* **Work to complete**:
Determine the number of lines containing the word "name". Reply with it and nothing else.

* **Material supplied**:
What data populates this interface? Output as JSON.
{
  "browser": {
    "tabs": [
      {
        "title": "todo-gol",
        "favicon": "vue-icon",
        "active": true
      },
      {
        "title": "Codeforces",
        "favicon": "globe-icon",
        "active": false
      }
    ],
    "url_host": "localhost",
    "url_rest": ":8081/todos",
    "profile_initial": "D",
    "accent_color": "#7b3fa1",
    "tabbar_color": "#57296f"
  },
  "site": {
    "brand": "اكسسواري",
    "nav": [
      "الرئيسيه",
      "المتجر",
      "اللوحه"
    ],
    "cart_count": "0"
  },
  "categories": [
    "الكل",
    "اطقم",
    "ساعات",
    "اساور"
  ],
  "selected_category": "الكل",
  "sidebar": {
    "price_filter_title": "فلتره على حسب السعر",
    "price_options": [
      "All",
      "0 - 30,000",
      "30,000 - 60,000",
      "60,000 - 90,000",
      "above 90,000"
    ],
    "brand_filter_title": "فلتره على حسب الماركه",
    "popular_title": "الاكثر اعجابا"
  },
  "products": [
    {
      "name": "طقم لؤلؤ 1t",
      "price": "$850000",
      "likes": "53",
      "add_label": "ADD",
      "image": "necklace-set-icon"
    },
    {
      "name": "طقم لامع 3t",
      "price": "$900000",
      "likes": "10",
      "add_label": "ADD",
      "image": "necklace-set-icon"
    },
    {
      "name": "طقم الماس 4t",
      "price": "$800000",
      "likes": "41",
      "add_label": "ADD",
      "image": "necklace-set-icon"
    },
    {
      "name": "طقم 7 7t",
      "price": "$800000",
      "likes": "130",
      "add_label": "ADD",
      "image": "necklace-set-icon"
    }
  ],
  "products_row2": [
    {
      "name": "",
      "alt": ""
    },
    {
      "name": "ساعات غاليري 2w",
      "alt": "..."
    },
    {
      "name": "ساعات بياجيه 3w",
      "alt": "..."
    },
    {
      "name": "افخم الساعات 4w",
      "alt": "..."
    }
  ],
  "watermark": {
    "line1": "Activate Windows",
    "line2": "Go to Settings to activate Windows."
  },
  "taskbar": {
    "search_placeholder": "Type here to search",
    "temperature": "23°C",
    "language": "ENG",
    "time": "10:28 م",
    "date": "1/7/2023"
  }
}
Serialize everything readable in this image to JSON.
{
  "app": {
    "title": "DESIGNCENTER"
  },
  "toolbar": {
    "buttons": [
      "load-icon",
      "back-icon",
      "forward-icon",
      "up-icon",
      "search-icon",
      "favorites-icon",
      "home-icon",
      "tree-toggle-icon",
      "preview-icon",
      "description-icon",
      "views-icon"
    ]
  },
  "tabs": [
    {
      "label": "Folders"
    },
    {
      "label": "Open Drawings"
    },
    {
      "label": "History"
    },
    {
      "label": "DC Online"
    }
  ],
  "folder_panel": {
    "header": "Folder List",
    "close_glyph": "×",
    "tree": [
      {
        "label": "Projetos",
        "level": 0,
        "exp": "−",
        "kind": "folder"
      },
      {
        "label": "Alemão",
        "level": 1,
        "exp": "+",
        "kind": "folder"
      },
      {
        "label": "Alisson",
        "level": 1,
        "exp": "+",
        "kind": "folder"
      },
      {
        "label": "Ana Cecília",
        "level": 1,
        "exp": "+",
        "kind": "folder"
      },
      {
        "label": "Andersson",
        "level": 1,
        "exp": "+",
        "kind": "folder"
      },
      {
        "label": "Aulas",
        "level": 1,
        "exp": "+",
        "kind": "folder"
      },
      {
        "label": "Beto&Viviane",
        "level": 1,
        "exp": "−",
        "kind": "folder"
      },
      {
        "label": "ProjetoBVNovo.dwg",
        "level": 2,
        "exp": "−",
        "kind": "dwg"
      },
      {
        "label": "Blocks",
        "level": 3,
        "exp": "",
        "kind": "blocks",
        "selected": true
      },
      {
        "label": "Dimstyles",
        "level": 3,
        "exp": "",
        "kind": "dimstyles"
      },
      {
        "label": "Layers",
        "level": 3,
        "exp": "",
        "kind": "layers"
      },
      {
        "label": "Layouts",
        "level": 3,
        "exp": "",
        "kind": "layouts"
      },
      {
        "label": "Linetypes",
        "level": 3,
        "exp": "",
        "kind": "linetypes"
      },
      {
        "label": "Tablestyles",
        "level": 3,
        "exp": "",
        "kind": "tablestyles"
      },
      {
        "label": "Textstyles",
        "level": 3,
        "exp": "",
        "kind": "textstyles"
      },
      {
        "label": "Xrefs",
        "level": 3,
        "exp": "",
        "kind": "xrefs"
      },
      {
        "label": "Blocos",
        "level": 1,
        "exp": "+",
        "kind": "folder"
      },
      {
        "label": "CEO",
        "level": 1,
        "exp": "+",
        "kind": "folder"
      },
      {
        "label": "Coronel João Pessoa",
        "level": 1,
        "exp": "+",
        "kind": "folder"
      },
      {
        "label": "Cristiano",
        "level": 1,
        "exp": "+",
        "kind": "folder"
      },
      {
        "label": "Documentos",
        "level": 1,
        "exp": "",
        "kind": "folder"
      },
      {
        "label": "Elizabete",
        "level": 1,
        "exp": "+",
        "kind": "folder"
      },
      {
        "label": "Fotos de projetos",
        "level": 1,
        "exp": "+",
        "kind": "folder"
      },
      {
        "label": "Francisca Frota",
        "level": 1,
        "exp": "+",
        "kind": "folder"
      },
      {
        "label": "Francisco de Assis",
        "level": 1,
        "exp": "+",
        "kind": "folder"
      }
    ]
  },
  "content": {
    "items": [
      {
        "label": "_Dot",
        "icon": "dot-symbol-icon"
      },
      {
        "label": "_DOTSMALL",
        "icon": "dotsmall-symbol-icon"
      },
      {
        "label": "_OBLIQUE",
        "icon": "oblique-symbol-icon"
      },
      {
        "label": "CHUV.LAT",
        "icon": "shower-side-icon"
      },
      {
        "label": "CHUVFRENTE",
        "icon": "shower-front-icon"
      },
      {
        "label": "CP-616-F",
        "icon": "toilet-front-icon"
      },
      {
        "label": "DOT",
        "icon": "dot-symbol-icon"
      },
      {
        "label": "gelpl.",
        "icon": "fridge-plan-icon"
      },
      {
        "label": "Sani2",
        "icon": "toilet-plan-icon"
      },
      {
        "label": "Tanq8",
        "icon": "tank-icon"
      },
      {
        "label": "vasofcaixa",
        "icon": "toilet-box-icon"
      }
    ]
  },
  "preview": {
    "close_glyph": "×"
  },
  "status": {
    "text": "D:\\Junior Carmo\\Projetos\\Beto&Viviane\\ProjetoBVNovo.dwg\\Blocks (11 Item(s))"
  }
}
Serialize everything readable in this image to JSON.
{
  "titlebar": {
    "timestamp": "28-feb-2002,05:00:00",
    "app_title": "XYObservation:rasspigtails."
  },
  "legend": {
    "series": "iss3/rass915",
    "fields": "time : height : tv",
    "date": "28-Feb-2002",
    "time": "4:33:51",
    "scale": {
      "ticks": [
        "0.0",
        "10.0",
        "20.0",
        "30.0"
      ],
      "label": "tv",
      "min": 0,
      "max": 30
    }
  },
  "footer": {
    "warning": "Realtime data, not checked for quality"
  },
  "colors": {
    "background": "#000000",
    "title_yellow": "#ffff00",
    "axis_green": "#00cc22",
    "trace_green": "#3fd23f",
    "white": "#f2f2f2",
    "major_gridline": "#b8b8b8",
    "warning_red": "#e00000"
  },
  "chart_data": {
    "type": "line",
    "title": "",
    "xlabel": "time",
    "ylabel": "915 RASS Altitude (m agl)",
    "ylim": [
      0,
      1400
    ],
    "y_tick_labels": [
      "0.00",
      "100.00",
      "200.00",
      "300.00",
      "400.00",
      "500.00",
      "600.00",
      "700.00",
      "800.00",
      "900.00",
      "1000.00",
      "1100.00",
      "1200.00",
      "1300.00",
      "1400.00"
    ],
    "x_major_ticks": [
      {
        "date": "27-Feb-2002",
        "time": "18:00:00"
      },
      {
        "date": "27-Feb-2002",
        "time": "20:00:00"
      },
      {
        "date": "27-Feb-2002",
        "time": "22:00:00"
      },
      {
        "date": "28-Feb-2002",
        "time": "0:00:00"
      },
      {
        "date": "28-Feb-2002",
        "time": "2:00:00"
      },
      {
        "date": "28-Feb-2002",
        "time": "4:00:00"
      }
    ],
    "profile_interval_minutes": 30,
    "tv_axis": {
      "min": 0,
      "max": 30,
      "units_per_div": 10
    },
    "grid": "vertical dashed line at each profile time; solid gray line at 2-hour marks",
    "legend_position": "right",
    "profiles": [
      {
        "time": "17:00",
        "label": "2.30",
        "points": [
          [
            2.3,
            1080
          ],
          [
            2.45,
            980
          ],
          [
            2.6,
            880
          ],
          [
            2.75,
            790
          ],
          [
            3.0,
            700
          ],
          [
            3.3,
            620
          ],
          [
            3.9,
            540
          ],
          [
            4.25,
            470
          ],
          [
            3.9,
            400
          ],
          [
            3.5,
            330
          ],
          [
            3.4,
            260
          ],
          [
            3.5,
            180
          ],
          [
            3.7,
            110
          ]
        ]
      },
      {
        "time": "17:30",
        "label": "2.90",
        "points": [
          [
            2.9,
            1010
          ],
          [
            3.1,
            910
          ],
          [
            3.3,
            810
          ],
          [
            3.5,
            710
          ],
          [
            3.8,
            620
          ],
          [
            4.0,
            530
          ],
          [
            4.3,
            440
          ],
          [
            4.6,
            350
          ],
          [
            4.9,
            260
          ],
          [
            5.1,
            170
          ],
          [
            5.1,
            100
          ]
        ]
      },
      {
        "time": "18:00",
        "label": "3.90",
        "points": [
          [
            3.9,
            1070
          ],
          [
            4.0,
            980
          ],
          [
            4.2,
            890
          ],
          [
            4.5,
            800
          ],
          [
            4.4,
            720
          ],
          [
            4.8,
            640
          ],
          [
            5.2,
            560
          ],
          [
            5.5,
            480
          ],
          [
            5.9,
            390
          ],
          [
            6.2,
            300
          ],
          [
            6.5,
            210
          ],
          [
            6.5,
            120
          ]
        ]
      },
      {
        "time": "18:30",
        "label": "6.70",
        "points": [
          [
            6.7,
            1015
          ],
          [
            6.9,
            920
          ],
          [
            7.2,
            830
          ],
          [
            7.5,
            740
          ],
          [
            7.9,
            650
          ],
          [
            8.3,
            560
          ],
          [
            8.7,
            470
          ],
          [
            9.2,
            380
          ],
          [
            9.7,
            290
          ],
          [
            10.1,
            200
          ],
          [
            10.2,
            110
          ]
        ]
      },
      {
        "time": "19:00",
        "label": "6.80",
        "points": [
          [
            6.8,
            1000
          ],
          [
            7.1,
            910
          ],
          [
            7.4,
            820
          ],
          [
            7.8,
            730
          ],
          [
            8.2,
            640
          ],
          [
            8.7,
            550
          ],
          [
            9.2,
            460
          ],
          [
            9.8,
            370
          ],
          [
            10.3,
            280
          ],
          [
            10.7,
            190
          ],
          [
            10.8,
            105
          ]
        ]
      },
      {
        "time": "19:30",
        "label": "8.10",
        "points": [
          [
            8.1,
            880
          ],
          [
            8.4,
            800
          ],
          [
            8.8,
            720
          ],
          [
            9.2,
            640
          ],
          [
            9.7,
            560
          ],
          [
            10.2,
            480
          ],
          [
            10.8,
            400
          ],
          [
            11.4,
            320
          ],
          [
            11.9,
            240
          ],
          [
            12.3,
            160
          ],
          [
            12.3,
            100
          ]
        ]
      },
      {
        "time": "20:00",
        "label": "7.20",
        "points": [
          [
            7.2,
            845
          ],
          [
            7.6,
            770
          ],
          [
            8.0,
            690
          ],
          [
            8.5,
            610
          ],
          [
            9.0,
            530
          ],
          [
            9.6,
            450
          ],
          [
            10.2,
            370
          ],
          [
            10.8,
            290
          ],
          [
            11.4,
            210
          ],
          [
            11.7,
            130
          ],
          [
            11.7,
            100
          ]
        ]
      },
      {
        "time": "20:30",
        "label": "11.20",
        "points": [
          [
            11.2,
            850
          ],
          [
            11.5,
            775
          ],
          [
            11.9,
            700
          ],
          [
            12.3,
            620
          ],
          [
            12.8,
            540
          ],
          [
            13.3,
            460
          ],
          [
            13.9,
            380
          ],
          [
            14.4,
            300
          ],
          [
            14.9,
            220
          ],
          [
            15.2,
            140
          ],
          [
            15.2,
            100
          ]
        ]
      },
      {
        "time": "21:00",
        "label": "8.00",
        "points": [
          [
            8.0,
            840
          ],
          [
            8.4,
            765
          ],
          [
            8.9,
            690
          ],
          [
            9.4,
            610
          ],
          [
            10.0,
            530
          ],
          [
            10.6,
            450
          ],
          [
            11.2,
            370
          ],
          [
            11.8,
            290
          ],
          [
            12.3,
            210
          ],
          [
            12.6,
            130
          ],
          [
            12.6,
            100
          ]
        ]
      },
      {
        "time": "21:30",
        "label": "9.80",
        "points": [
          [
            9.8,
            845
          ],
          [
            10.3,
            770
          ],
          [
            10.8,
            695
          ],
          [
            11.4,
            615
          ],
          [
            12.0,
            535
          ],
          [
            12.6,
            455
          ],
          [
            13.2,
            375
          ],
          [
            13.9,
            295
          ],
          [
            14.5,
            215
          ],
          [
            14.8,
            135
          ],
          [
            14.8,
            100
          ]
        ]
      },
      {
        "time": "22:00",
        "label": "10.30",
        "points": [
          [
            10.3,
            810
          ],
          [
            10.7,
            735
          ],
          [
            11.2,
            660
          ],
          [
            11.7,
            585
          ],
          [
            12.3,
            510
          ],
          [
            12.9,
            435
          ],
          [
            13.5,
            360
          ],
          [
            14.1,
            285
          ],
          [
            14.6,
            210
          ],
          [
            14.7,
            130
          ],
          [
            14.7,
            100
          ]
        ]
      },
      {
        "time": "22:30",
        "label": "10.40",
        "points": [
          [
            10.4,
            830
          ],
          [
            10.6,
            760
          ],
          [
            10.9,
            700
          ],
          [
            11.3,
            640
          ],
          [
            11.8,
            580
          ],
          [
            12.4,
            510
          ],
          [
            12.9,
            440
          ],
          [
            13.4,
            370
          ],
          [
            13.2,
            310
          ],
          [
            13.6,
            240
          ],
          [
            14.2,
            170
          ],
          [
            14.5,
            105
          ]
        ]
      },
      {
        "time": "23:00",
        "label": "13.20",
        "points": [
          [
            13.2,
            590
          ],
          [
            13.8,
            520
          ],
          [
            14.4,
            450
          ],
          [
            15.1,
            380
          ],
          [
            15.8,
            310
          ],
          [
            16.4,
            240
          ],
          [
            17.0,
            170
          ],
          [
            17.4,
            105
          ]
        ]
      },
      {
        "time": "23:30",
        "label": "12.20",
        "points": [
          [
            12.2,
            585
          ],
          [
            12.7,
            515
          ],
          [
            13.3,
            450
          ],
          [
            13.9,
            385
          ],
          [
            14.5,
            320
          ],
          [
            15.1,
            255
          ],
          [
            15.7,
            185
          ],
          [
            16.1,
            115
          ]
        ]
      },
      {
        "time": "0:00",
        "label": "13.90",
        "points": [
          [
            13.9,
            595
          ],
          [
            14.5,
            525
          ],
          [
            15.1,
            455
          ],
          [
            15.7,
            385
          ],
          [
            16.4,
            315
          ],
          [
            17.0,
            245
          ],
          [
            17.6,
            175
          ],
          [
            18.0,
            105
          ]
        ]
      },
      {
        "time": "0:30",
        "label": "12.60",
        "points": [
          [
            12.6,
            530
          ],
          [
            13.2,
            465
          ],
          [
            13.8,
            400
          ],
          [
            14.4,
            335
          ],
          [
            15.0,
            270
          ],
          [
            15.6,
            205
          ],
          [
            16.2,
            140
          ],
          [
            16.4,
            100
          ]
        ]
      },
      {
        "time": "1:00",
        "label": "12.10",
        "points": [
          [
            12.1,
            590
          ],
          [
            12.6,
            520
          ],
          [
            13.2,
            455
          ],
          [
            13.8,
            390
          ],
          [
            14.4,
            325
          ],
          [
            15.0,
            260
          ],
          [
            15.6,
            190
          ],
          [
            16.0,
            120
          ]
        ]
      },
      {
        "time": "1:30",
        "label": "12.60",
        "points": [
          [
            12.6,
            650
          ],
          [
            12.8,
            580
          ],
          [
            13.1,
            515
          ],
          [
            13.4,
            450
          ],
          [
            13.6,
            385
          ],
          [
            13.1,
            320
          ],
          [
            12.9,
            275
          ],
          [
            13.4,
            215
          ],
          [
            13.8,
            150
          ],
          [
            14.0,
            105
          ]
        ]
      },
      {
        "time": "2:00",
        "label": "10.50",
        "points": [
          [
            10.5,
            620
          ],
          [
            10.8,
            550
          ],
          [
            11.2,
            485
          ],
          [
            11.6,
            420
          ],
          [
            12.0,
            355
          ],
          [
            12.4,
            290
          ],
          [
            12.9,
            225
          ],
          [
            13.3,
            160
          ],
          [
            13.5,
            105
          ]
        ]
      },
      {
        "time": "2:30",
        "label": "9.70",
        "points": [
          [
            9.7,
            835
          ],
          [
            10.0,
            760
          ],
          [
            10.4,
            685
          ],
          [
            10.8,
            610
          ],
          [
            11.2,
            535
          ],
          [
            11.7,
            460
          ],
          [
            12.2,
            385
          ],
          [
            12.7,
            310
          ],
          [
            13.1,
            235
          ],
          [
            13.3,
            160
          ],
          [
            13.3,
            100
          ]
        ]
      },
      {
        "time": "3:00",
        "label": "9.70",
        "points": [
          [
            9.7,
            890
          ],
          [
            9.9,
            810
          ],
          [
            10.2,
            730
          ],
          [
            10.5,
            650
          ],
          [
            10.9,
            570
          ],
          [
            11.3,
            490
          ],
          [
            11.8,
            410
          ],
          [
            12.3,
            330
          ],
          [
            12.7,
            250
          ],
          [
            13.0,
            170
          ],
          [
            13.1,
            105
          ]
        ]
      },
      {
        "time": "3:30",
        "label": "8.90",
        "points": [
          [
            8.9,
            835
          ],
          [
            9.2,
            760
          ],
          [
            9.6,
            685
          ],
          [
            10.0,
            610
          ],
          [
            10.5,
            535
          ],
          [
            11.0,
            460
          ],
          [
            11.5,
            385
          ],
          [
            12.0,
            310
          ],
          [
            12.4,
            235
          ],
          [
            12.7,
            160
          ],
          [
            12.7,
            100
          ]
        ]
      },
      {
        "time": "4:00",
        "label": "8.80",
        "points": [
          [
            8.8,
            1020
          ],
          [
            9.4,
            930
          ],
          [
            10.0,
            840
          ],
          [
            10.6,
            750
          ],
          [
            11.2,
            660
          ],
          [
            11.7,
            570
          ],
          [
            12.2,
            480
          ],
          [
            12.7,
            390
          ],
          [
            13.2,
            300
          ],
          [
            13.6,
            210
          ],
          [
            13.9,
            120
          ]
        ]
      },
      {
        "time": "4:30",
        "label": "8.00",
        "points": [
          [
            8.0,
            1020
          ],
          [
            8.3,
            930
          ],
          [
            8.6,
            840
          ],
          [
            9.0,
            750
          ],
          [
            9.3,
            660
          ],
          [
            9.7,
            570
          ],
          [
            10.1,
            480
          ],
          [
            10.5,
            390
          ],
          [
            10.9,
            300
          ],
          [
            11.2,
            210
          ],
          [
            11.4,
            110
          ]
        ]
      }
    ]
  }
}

* **Output of the task**:
8